▶ **Given information**
>>>

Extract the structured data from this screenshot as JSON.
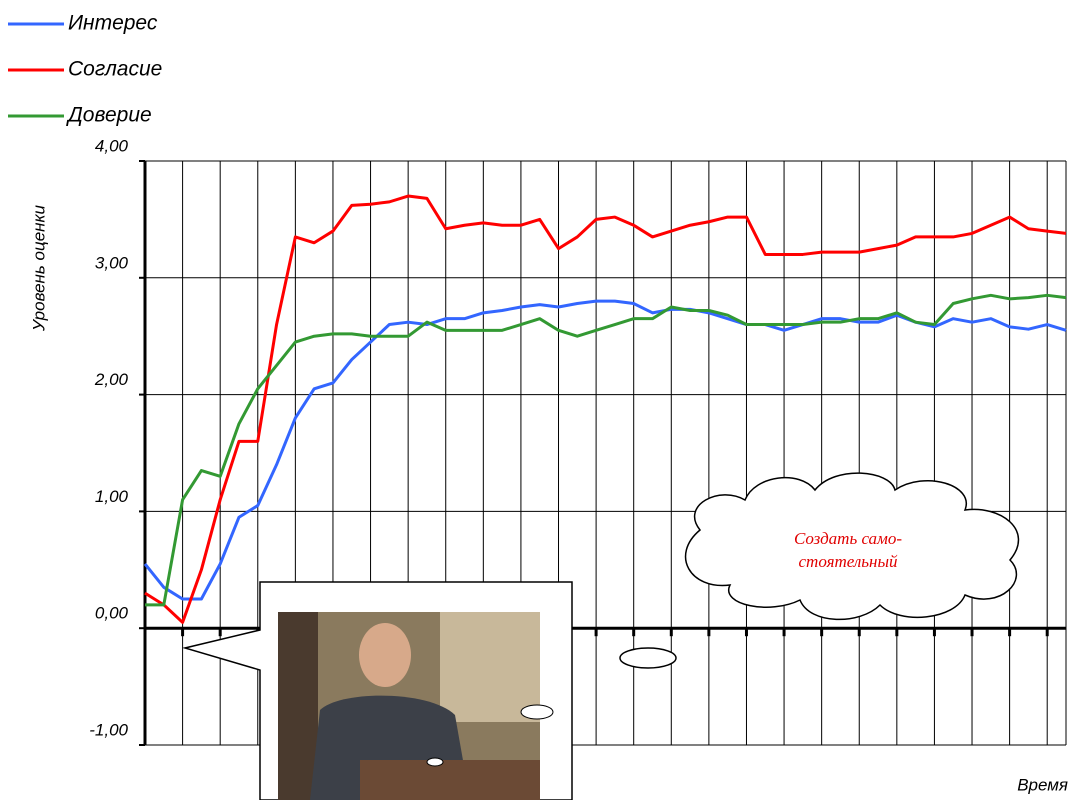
{
  "chart_data": {
    "type": "line",
    "y_label": "Уровень оценки",
    "x_label": "Время",
    "annotation": [
      "Создать само-",
      "стоятельный"
    ],
    "categories": [
      null,
      null,
      null,
      null,
      null,
      null,
      null,
      null,
      null,
      null,
      null,
      null,
      null,
      null,
      null,
      null,
      null,
      null,
      null,
      null,
      null,
      null,
      null,
      null,
      null,
      null,
      null,
      null,
      null,
      null,
      null,
      null,
      null,
      null,
      null,
      null,
      null,
      null,
      null,
      null,
      null,
      null,
      null,
      null,
      null,
      null,
      null,
      null,
      null,
      null
    ],
    "ylim": [
      -1,
      4
    ],
    "yticks": [
      {
        "value": -1,
        "label": "-1,00"
      },
      {
        "value": 0,
        "label": "0,00"
      },
      {
        "value": 1,
        "label": "1,00"
      },
      {
        "value": 2,
        "label": "2,00"
      },
      {
        "value": 3,
        "label": "3,00"
      },
      {
        "value": 4,
        "label": "4,00"
      }
    ],
    "grid": true,
    "series": [
      {
        "name": "Интерес",
        "color": "#3366ff",
        "values": [
          0.55,
          0.35,
          0.25,
          0.25,
          0.55,
          0.95,
          1.05,
          1.4,
          1.8,
          2.05,
          2.1,
          2.3,
          2.45,
          2.6,
          2.62,
          2.6,
          2.65,
          2.65,
          2.7,
          2.72,
          2.75,
          2.77,
          2.75,
          2.78,
          2.8,
          2.8,
          2.78,
          2.7,
          2.73,
          2.73,
          2.7,
          2.65,
          2.6,
          2.6,
          2.55,
          2.6,
          2.65,
          2.65,
          2.62,
          2.62,
          2.68,
          2.62,
          2.58,
          2.65,
          2.62,
          2.65,
          2.58,
          2.56,
          2.6,
          2.55
        ]
      },
      {
        "name": "Согласие",
        "color": "#ff0000",
        "values": [
          0.3,
          0.2,
          0.05,
          0.5,
          1.1,
          1.6,
          1.6,
          2.6,
          3.35,
          3.3,
          3.4,
          3.62,
          3.63,
          3.65,
          3.7,
          3.68,
          3.42,
          3.45,
          3.47,
          3.45,
          3.45,
          3.5,
          3.25,
          3.35,
          3.5,
          3.52,
          3.45,
          3.35,
          3.4,
          3.45,
          3.48,
          3.52,
          3.52,
          3.2,
          3.2,
          3.2,
          3.22,
          3.22,
          3.22,
          3.25,
          3.28,
          3.35,
          3.35,
          3.35,
          3.38,
          3.45,
          3.52,
          3.42,
          3.4,
          3.38
        ]
      },
      {
        "name": "Доверие",
        "color": "#339933",
        "values": [
          0.2,
          0.2,
          1.1,
          1.35,
          1.3,
          1.75,
          2.05,
          2.25,
          2.45,
          2.5,
          2.52,
          2.52,
          2.5,
          2.5,
          2.5,
          2.62,
          2.55,
          2.55,
          2.55,
          2.55,
          2.6,
          2.65,
          2.55,
          2.5,
          2.55,
          2.6,
          2.65,
          2.65,
          2.75,
          2.72,
          2.72,
          2.68,
          2.6,
          2.6,
          2.6,
          2.6,
          2.62,
          2.62,
          2.65,
          2.65,
          2.7,
          2.62,
          2.6,
          2.78,
          2.82,
          2.85,
          2.82,
          2.83,
          2.85,
          2.83
        ]
      }
    ]
  }
}
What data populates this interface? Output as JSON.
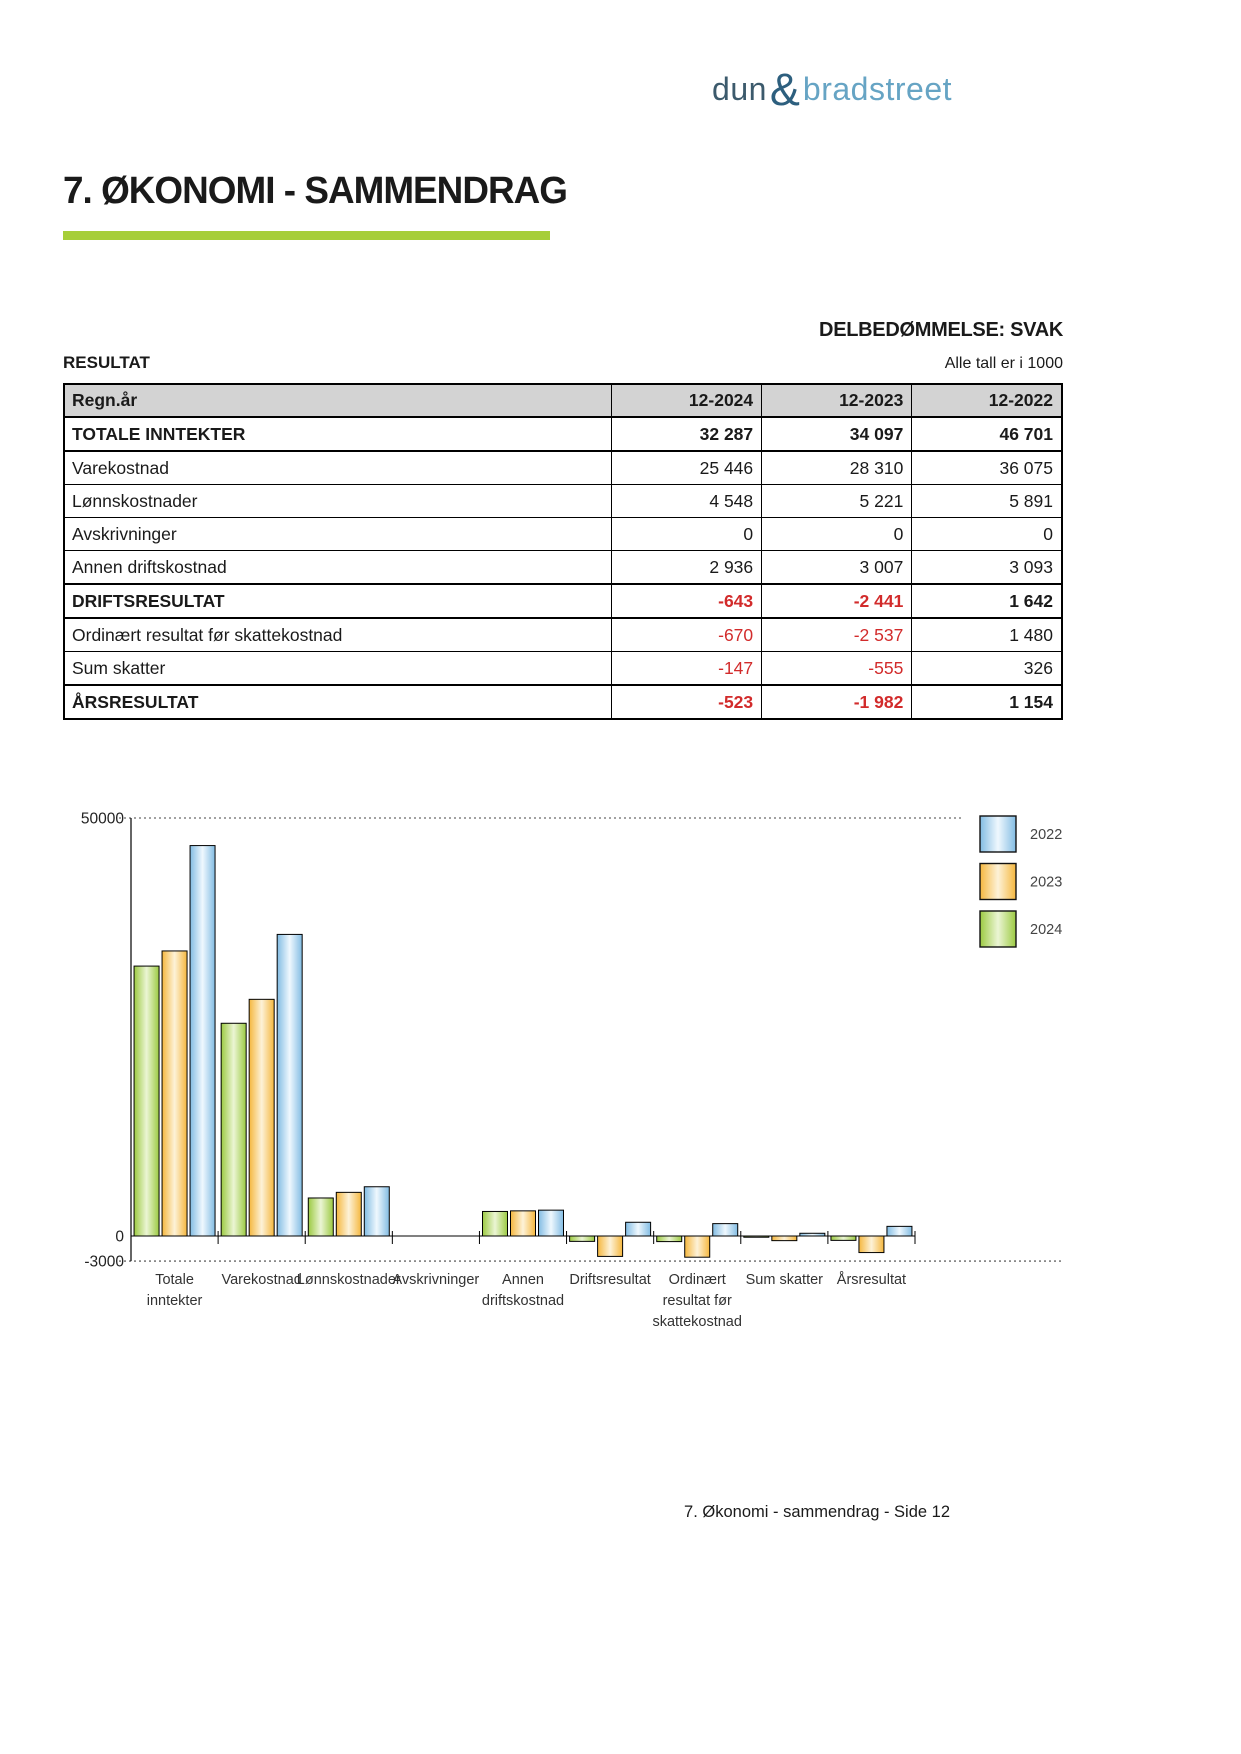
{
  "logo": {
    "prefix": "dun",
    "ampersand": "&",
    "suffix": "bradstreet"
  },
  "page_title": "7. ØKONOMI - SAMMENDRAG",
  "assessment": "DELBEDØMMELSE: SVAK",
  "section_label": "RESULTAT",
  "units_note": "Alle tall er i 1000",
  "table": {
    "columns": [
      "Regn.år",
      "12-2024",
      "12-2023",
      "12-2022"
    ],
    "rows": [
      {
        "label": "TOTALE INNTEKTER",
        "values": [
          "32 287",
          "34 097",
          "46 701"
        ],
        "bold": true
      },
      {
        "label": "Varekostnad",
        "values": [
          "25 446",
          "28 310",
          "36 075"
        ],
        "bold": false
      },
      {
        "label": "Lønnskostnader",
        "values": [
          "4 548",
          "5 221",
          "5 891"
        ],
        "bold": false
      },
      {
        "label": "Avskrivninger",
        "values": [
          "0",
          "0",
          "0"
        ],
        "bold": false
      },
      {
        "label": "Annen driftskostnad",
        "values": [
          "2 936",
          "3 007",
          "3 093"
        ],
        "bold": false
      },
      {
        "label": "DRIFTSRESULTAT",
        "values": [
          "-643",
          "-2 441",
          "1 642"
        ],
        "bold": true
      },
      {
        "label": "Ordinært resultat før skattekostnad",
        "values": [
          "-670",
          "-2 537",
          "1 480"
        ],
        "bold": false
      },
      {
        "label": "Sum skatter",
        "values": [
          "-147",
          "-555",
          "326"
        ],
        "bold": false
      },
      {
        "label": "ÅRSRESULTAT",
        "values": [
          "-523",
          "-1 982",
          "1 154"
        ],
        "bold": true
      }
    ]
  },
  "chart_data": {
    "type": "bar",
    "categories": [
      "Totale inntekter",
      "Varekostnad",
      "Lønnskostnader",
      "Avskrivninger",
      "Annen driftskostnad",
      "Driftsresultat",
      "Ordinært resultat før skattekostnad",
      "Sum skatter",
      "Årsresultat"
    ],
    "category_label_lines": [
      [
        "Totale",
        "inntekter"
      ],
      [
        "Varekostnad"
      ],
      [
        "Lønnskostnader"
      ],
      [
        "Avskrivninger"
      ],
      [
        "Annen",
        "driftskostnad"
      ],
      [
        "Driftsresultat"
      ],
      [
        "Ordinært",
        "resultat før",
        "skattekostnad"
      ],
      [
        "Sum skatter"
      ],
      [
        "Årsresultat"
      ]
    ],
    "series": [
      {
        "name": "2022",
        "edge_color": "#82BCE3",
        "center_color": "#EFF8FE",
        "values": [
          46701,
          36075,
          5891,
          0,
          3093,
          1642,
          1480,
          326,
          1154
        ]
      },
      {
        "name": "2023",
        "edge_color": "#F5B73E",
        "center_color": "#FDF2D8",
        "values": [
          34097,
          28310,
          5221,
          0,
          3007,
          -2441,
          -2537,
          -555,
          -1982
        ]
      },
      {
        "name": "2024",
        "edge_color": "#9CCA42",
        "center_color": "#EBF5D4",
        "values": [
          32287,
          25446,
          4548,
          0,
          2936,
          -643,
          -670,
          -147,
          -523
        ]
      }
    ],
    "bar_order": [
      "2024",
      "2023",
      "2022"
    ],
    "ylim": [
      -3000,
      50000
    ],
    "yticks": [
      {
        "value": 50000,
        "label": "50000"
      },
      {
        "value": 0,
        "label": "0"
      },
      {
        "value": -3000,
        "label": "-3000"
      }
    ],
    "grid": "dotted lines at 50000 and -3000, solid zero axis",
    "legend_position": "right"
  },
  "footer": "7. Økonomi - sammendrag - Side 12",
  "colors": {
    "accent_green": "#A6CE39",
    "negative_red": "#D22B2B",
    "table_header_bg": "#D3D3D3",
    "logo_dark": "#3C5A6C",
    "logo_amp": "#2D5F7E",
    "logo_light": "#66A4C4"
  }
}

<<<

▶ **Instructions for the task**
Repeat each line of the records above exactly, but do not copy the pictures.

▶ **Right answer**
Extract the structured data from this screenshot as JSON.
{
  "chart_data": {
    "type": "line",
    "y_label": "Уровень оценки",
    "x_label": "Время",
    "annotation": [
      "Создать само-",
      "стоятельный"
    ],
    "categories": [
      null,
      null,
      null,
      null,
      null,
      null,
      null,
      null,
      null,
      null,
      null,
      null,
      null,
      null,
      null,
      null,
      null,
      null,
      null,
      null,
      null,
      null,
      null,
      null,
      null,
      null,
      null,
      null,
      null,
      null,
      null,
      null,
      null,
      null,
      null,
      null,
      null,
      null,
      null,
      null,
      null,
      null,
      null,
      null,
      null,
      null,
      null,
      null,
      null,
      null
    ],
    "ylim": [
      -1,
      4
    ],
    "yticks": [
      {
        "value": -1,
        "label": "-1,00"
      },
      {
        "value": 0,
        "label": "0,00"
      },
      {
        "value": 1,
        "label": "1,00"
      },
      {
        "value": 2,
        "label": "2,00"
      },
      {
        "value": 3,
        "label": "3,00"
      },
      {
        "value": 4,
        "label": "4,00"
      }
    ],
    "grid": true,
    "series": [
      {
        "name": "Интерес",
        "color": "#3366ff",
        "values": [
          0.55,
          0.35,
          0.25,
          0.25,
          0.55,
          0.95,
          1.05,
          1.4,
          1.8,
          2.05,
          2.1,
          2.3,
          2.45,
          2.6,
          2.62,
          2.6,
          2.65,
          2.65,
          2.7,
          2.72,
          2.75,
          2.77,
          2.75,
          2.78,
          2.8,
          2.8,
          2.78,
          2.7,
          2.73,
          2.73,
          2.7,
          2.65,
          2.6,
          2.6,
          2.55,
          2.6,
          2.65,
          2.65,
          2.62,
          2.62,
          2.68,
          2.62,
          2.58,
          2.65,
          2.62,
          2.65,
          2.58,
          2.56,
          2.6,
          2.55
        ]
      },
      {
        "name": "Согласие",
        "color": "#ff0000",
        "values": [
          0.3,
          0.2,
          0.05,
          0.5,
          1.1,
          1.6,
          1.6,
          2.6,
          3.35,
          3.3,
          3.4,
          3.62,
          3.63,
          3.65,
          3.7,
          3.68,
          3.42,
          3.45,
          3.47,
          3.45,
          3.45,
          3.5,
          3.25,
          3.35,
          3.5,
          3.52,
          3.45,
          3.35,
          3.4,
          3.45,
          3.48,
          3.52,
          3.52,
          3.2,
          3.2,
          3.2,
          3.22,
          3.22,
          3.22,
          3.25,
          3.28,
          3.35,
          3.35,
          3.35,
          3.38,
          3.45,
          3.52,
          3.42,
          3.4,
          3.38
        ]
      },
      {
        "name": "Доверие",
        "color": "#339933",
        "values": [
          0.2,
          0.2,
          1.1,
          1.35,
          1.3,
          1.75,
          2.05,
          2.25,
          2.45,
          2.5,
          2.52,
          2.52,
          2.5,
          2.5,
          2.5,
          2.62,
          2.55,
          2.55,
          2.55,
          2.55,
          2.6,
          2.65,
          2.55,
          2.5,
          2.55,
          2.6,
          2.65,
          2.65,
          2.75,
          2.72,
          2.72,
          2.68,
          2.6,
          2.6,
          2.6,
          2.6,
          2.62,
          2.62,
          2.65,
          2.65,
          2.7,
          2.62,
          2.6,
          2.78,
          2.82,
          2.85,
          2.82,
          2.83,
          2.85,
          2.83
        ]
      }
    ]
  }
}
What data populates this interface? Output as JSON.
{
  "logo": {
    "prefix": "dun",
    "ampersand": "&",
    "suffix": "bradstreet"
  },
  "page_title": "7. ØKONOMI - SAMMENDRAG",
  "assessment": "DELBEDØMMELSE: SVAK",
  "section_label": "RESULTAT",
  "units_note": "Alle tall er i 1000",
  "table": {
    "columns": [
      "Regn.år",
      "12-2024",
      "12-2023",
      "12-2022"
    ],
    "rows": [
      {
        "label": "TOTALE INNTEKTER",
        "values": [
          "32 287",
          "34 097",
          "46 701"
        ],
        "bold": true
      },
      {
        "label": "Varekostnad",
        "values": [
          "25 446",
          "28 310",
          "36 075"
        ],
        "bold": false
      },
      {
        "label": "Lønnskostnader",
        "values": [
          "4 548",
          "5 221",
          "5 891"
        ],
        "bold": false
      },
      {
        "label": "Avskrivninger",
        "values": [
          "0",
          "0",
          "0"
        ],
        "bold": false
      },
      {
        "label": "Annen driftskostnad",
        "values": [
          "2 936",
          "3 007",
          "3 093"
        ],
        "bold": false
      },
      {
        "label": "DRIFTSRESULTAT",
        "values": [
          "-643",
          "-2 441",
          "1 642"
        ],
        "bold": true
      },
      {
        "label": "Ordinært resultat før skattekostnad",
        "values": [
          "-670",
          "-2 537",
          "1 480"
        ],
        "bold": false
      },
      {
        "label": "Sum skatter",
        "values": [
          "-147",
          "-555",
          "326"
        ],
        "bold": false
      },
      {
        "label": "ÅRSRESULTAT",
        "values": [
          "-523",
          "-1 982",
          "1 154"
        ],
        "bold": true
      }
    ]
  },
  "chart_data": {
    "type": "bar",
    "categories": [
      "Totale inntekter",
      "Varekostnad",
      "Lønnskostnader",
      "Avskrivninger",
      "Annen driftskostnad",
      "Driftsresultat",
      "Ordinært resultat før skattekostnad",
      "Sum skatter",
      "Årsresultat"
    ],
    "category_label_lines": [
      [
        "Totale",
        "inntekter"
      ],
      [
        "Varekostnad"
      ],
      [
        "Lønnskostnader"
      ],
      [
        "Avskrivninger"
      ],
      [
        "Annen",
        "driftskostnad"
      ],
      [
        "Driftsresultat"
      ],
      [
        "Ordinært",
        "resultat før",
        "skattekostnad"
      ],
      [
        "Sum skatter"
      ],
      [
        "Årsresultat"
      ]
    ],
    "series": [
      {
        "name": "2022",
        "edge_color": "#82BCE3",
        "center_color": "#EFF8FE",
        "values": [
          46701,
          36075,
          5891,
          0,
          3093,
          1642,
          1480,
          326,
          1154
        ]
      },
      {
        "name": "2023",
        "edge_color": "#F5B73E",
        "center_color": "#FDF2D8",
        "values": [
          34097,
          28310,
          5221,
          0,
          3007,
          -2441,
          -2537,
          -555,
          -1982
        ]
      },
      {
        "name": "2024",
        "edge_color": "#9CCA42",
        "center_color": "#EBF5D4",
        "values": [
          32287,
          25446,
          4548,
          0,
          2936,
          -643,
          -670,
          -147,
          -523
        ]
      }
    ],
    "bar_order": [
      "2024",
      "2023",
      "2022"
    ],
    "ylim": [
      -3000,
      50000
    ],
    "yticks": [
      {
        "value": 50000,
        "label": "50000"
      },
      {
        "value": 0,
        "label": "0"
      },
      {
        "value": -3000,
        "label": "-3000"
      }
    ],
    "grid": "dotted lines at 50000 and -3000, solid zero axis",
    "legend_position": "right"
  },
  "footer": "7. Økonomi - sammendrag - Side 12",
  "colors": {
    "accent_green": "#A6CE39",
    "negative_red": "#D22B2B",
    "table_header_bg": "#D3D3D3",
    "logo_dark": "#3C5A6C",
    "logo_amp": "#2D5F7E",
    "logo_light": "#66A4C4"
  }
}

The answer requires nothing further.